**WHAT YOU HAVE TO DO:**
Omit the pictures, then reproduce every remaining record exactly.

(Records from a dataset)
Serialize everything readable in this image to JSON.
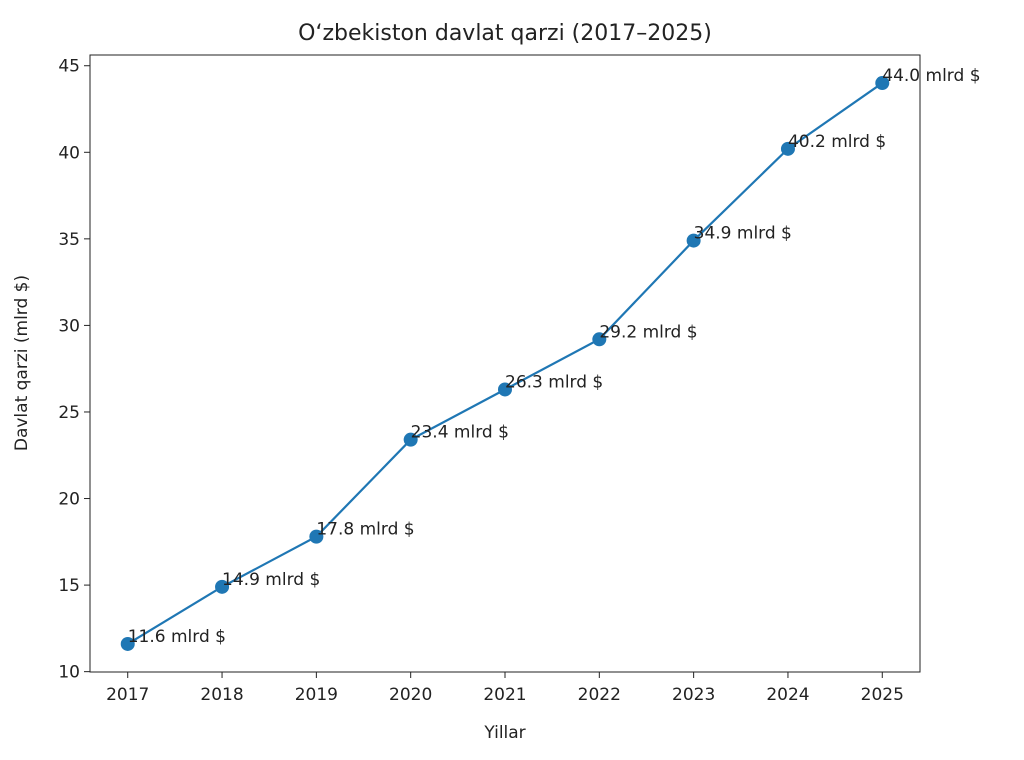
{
  "chart_data": {
    "type": "line",
    "title": "O‘zbekiston davlat qarzi (2017–2025)",
    "x_label": "Yillar",
    "y_label": "Davlat qarzi (mlrd $)",
    "x": [
      2017,
      2018,
      2019,
      2020,
      2021,
      2022,
      2023,
      2024,
      2025
    ],
    "values": [
      11.6,
      14.9,
      17.8,
      23.4,
      26.3,
      29.2,
      34.9,
      40.2,
      44.0
    ],
    "value_labels": [
      "11.6 mlrd $",
      "14.9 mlrd $",
      "17.8 mlrd $",
      "23.4 mlrd $",
      "26.3 mlrd $",
      "29.2 mlrd $",
      "34.9 mlrd $",
      "40.2 mlrd $",
      "44.0 mlrd $"
    ],
    "color": "#1f77b4",
    "xlim": [
      2016.6,
      2025.4
    ],
    "xticks": [
      2017,
      2018,
      2019,
      2020,
      2021,
      2022,
      2023,
      2024,
      2025
    ],
    "ylim": [
      9.98,
      45.62
    ],
    "yticks": [
      10,
      15,
      20,
      25,
      30,
      35,
      40,
      45
    ],
    "grid": false
  }
}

**REPLY:**
Serialize everything readable in this image to JSON.
{
  "chart_data": {
    "type": "line",
    "title": "O‘zbekiston davlat qarzi (2017–2025)",
    "x_label": "Yillar",
    "y_label": "Davlat qarzi (mlrd $)",
    "x": [
      2017,
      2018,
      2019,
      2020,
      2021,
      2022,
      2023,
      2024,
      2025
    ],
    "values": [
      11.6,
      14.9,
      17.8,
      23.4,
      26.3,
      29.2,
      34.9,
      40.2,
      44.0
    ],
    "value_labels": [
      "11.6 mlrd $",
      "14.9 mlrd $",
      "17.8 mlrd $",
      "23.4 mlrd $",
      "26.3 mlrd $",
      "29.2 mlrd $",
      "34.9 mlrd $",
      "40.2 mlrd $",
      "44.0 mlrd $"
    ],
    "color": "#1f77b4",
    "xlim": [
      2016.6,
      2025.4
    ],
    "xticks": [
      2017,
      2018,
      2019,
      2020,
      2021,
      2022,
      2023,
      2024,
      2025
    ],
    "ylim": [
      9.98,
      45.62
    ],
    "yticks": [
      10,
      15,
      20,
      25,
      30,
      35,
      40,
      45
    ],
    "grid": false
  }
}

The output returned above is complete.